JOB: Where does the string "Active" appear? Copy every line of the entries below that holds it.

DATA RECORDS:
■ ■ ■ ■ ■ ■ ■

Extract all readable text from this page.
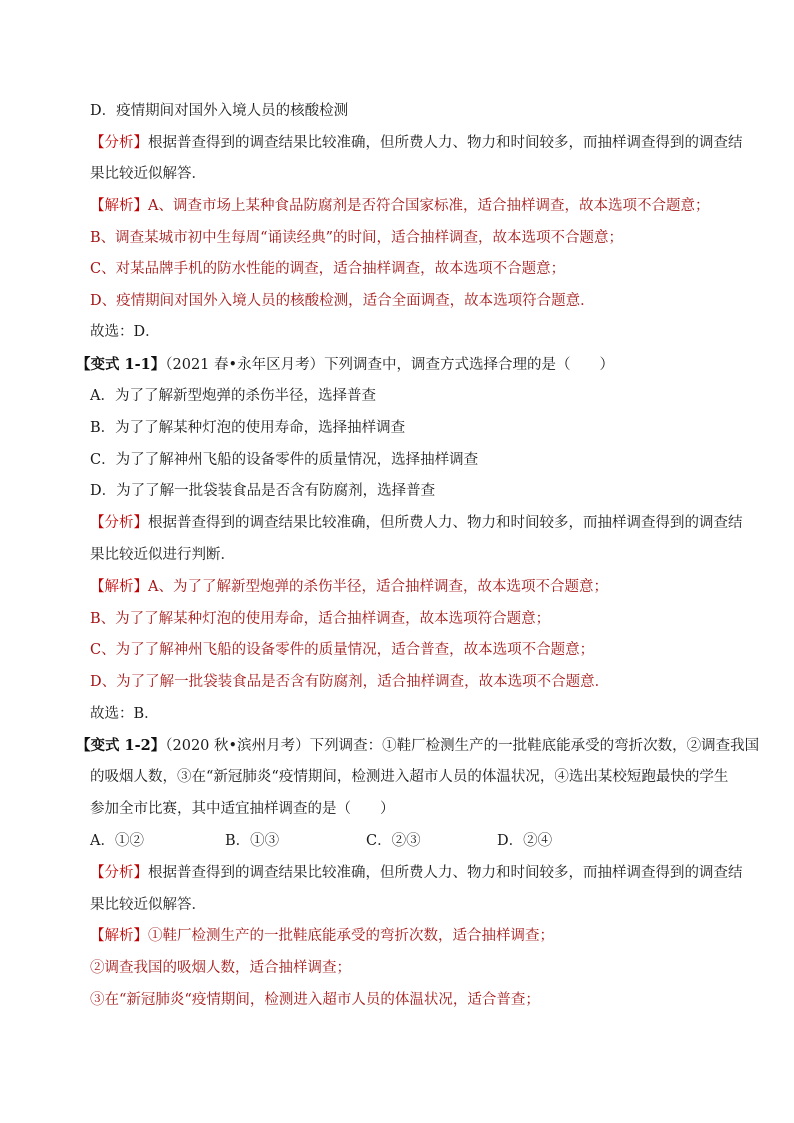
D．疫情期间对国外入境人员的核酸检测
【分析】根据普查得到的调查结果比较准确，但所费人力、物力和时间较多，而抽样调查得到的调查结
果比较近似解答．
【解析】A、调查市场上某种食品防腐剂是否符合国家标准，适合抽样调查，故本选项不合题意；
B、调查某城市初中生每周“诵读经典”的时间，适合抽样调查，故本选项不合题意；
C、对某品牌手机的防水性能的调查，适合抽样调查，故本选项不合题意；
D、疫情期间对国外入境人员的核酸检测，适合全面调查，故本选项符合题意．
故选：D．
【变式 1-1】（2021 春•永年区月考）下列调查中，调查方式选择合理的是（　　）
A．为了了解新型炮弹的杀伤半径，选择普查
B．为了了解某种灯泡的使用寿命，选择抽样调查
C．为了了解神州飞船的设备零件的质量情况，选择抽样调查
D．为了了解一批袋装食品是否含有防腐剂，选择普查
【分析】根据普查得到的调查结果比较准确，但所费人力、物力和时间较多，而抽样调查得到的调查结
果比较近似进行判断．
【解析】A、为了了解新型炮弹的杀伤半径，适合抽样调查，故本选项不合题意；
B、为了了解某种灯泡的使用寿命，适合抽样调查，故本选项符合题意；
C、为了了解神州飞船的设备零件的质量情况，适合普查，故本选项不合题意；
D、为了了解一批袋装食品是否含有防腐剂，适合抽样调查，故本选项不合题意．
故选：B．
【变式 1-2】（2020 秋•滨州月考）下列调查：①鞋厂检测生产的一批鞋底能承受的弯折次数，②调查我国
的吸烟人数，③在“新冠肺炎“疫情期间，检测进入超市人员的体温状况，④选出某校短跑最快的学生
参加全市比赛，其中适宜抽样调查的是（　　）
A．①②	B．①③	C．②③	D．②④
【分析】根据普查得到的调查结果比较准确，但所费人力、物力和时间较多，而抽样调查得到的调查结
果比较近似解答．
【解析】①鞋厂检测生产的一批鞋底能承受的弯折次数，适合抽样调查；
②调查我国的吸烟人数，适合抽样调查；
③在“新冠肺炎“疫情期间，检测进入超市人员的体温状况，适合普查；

■ ■ ■ ■ ■ ■ ■

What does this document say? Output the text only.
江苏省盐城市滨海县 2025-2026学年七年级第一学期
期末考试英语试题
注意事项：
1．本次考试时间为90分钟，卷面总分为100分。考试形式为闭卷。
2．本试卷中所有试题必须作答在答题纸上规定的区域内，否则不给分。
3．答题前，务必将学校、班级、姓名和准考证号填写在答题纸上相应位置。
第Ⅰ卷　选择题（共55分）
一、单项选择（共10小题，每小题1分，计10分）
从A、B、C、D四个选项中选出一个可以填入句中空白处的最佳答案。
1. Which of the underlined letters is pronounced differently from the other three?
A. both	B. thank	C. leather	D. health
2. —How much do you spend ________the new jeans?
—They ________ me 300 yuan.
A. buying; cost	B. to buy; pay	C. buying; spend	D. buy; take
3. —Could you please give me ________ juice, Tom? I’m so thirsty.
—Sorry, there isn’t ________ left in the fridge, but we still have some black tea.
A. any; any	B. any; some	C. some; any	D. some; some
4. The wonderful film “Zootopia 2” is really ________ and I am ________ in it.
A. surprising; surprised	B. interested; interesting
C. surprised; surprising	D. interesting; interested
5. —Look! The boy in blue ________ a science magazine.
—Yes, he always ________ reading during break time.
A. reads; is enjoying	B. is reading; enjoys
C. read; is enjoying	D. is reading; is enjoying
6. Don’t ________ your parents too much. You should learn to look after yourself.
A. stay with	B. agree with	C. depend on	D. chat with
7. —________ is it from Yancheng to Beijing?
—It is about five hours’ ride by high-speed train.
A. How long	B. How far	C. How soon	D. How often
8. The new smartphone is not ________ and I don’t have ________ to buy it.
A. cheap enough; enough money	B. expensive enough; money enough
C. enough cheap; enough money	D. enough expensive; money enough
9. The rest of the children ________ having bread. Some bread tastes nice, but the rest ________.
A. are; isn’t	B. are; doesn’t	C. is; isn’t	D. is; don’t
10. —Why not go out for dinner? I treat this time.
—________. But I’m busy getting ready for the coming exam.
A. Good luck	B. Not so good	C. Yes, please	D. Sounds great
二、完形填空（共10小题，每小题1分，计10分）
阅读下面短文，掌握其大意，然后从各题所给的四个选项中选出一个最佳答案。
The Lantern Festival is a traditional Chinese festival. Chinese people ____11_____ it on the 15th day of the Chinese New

■ ■ ■ ■ ■ ■ ■

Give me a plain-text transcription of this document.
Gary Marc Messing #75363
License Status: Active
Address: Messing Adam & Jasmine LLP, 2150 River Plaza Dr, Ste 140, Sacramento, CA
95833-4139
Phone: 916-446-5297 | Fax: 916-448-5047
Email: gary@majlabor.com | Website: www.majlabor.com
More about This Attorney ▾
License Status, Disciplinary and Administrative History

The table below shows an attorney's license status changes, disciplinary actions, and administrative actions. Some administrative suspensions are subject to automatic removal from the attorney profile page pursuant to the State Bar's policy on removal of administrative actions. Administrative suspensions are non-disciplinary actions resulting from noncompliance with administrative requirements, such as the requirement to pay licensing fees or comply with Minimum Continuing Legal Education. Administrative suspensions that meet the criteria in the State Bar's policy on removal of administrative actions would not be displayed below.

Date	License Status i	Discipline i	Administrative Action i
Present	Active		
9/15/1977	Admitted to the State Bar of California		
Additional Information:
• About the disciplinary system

■ ■ ■ ■ ■ ■ ■

SOLUTION:
License Status: Active
Present	Active		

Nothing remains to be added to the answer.